**** Data in this exercise ****

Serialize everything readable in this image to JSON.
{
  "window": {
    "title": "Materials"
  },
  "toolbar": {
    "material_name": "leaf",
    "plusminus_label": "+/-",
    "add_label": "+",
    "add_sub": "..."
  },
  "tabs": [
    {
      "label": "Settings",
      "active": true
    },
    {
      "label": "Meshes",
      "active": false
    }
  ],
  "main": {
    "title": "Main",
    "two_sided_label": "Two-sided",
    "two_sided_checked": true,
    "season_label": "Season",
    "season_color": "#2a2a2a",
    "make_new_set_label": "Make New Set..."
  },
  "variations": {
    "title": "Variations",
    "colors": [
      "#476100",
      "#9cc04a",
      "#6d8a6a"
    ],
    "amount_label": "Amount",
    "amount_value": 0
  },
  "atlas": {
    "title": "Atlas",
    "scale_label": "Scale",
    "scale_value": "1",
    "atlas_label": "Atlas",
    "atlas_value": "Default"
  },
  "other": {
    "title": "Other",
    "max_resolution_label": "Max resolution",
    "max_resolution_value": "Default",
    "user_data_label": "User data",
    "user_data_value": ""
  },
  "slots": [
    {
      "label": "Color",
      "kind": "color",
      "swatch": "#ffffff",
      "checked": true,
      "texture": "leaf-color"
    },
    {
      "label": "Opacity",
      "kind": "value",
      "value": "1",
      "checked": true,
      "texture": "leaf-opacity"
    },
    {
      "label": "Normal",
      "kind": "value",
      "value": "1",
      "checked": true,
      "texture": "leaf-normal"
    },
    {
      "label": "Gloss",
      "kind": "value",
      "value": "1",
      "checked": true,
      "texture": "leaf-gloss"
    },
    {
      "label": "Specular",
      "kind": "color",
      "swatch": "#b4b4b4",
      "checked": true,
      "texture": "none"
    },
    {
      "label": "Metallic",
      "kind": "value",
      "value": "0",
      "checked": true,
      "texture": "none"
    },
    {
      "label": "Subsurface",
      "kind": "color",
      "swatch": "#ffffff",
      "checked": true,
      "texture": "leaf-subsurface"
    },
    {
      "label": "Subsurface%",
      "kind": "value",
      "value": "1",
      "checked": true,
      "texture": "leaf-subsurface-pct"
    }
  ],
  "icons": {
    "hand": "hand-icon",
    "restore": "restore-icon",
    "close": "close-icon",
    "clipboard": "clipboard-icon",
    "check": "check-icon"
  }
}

****

__Exercise description__. From the entries above, copy every line that holds the word "Default".

__Result__.
    "atlas_value": "Default"
    "max_resolution_value": "Default",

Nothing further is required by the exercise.